Data for this task:

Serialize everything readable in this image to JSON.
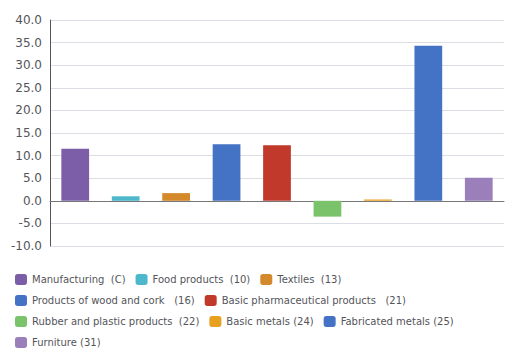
{
  "chart_data": {
    "type": "bar",
    "categories": [
      "Manufacturing  (C)",
      "Food products  (10)",
      "Textiles  (13)",
      "Products of wood and cork   (16)",
      "Basic pharmaceutical products   (21)",
      "Rubber and plastic products  (22)",
      "Basic metals (24)",
      "Fabricated metals (25)",
      "Furniture (31)"
    ],
    "values": [
      11.5,
      1.0,
      1.7,
      12.5,
      12.3,
      -3.5,
      0.3,
      34.3,
      5.1
    ],
    "colors": [
      "#7B5EA7",
      "#4DB8CC",
      "#D4892A",
      "#4472C4",
      "#C0392B",
      "#7AC36A",
      "#E8A020",
      "#4472C4",
      "#9B7FBB"
    ],
    "ylim": [
      -10.0,
      40.0
    ],
    "yticks": [
      {
        "value": -10,
        "label": "-10.0"
      },
      {
        "value": -5,
        "label": "-5.0"
      },
      {
        "value": 0,
        "label": "0.0"
      },
      {
        "value": 5,
        "label": "5.0"
      },
      {
        "value": 10,
        "label": "10.0"
      },
      {
        "value": 15,
        "label": "15.0"
      },
      {
        "value": 20,
        "label": "20.0"
      },
      {
        "value": 25,
        "label": "25.0"
      },
      {
        "value": 30,
        "label": "30.0"
      },
      {
        "value": 35,
        "label": "35.0"
      },
      {
        "value": 40,
        "label": "40.0"
      }
    ],
    "grid": true,
    "legend": "bottom",
    "tick_labels": "y"
  }
}
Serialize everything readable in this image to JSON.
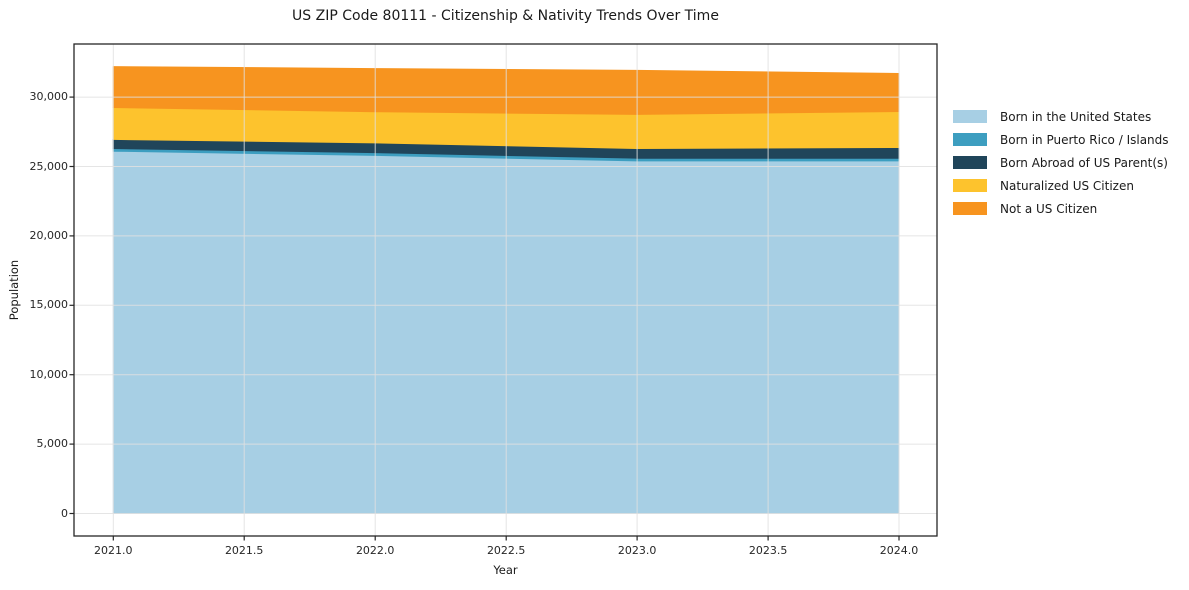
{
  "chart_data": {
    "type": "area",
    "stacked": true,
    "title": "US ZIP Code 80111 - Citizenship & Nativity Trends Over Time",
    "xlabel": "Year",
    "ylabel": "Population",
    "x": [
      2021,
      2022,
      2023,
      2024
    ],
    "series": [
      {
        "name": "Born in the United States",
        "color": "#a7cfe4",
        "values": [
          26100,
          25800,
          25400,
          25400
        ]
      },
      {
        "name": "Born in Puerto Rico / Islands",
        "color": "#3d9ec0",
        "values": [
          200,
          200,
          200,
          200
        ]
      },
      {
        "name": "Born Abroad of US Parent(s)",
        "color": "#20455a",
        "values": [
          650,
          700,
          700,
          770
        ]
      },
      {
        "name": "Naturalized US Citizen",
        "color": "#fdc32d",
        "values": [
          2300,
          2250,
          2450,
          2590
        ]
      },
      {
        "name": "Not a US Citizen",
        "color": "#f7941f",
        "values": [
          2950,
          3100,
          3170,
          2740
        ]
      }
    ],
    "totals": [
      32200,
      32050,
      31920,
      31700
    ],
    "xlim": [
      2020.85,
      2024.145
    ],
    "ylim": [
      -1620,
      33825
    ],
    "xticks": [
      2021.0,
      2021.5,
      2022.0,
      2022.5,
      2023.0,
      2023.5,
      2024.0
    ],
    "xtick_labels": [
      "2021.0",
      "2021.5",
      "2022.0",
      "2022.5",
      "2023.0",
      "2023.5",
      "2024.0"
    ],
    "yticks": [
      0,
      5000,
      10000,
      15000,
      20000,
      25000,
      30000
    ],
    "ytick_labels": [
      "0",
      "5,000",
      "10,000",
      "15,000",
      "20,000",
      "25,000",
      "30,000"
    ],
    "grid": true,
    "legend_position": "right-outside",
    "colors": {
      "background": "#ffffff",
      "grid": "#e0e0e0",
      "spine": "#262626",
      "text": "#1a1a1a"
    }
  }
}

The problem: Work out the number of lines in this listing that include the word "Basic". Reply with that number only.

Finished task: 2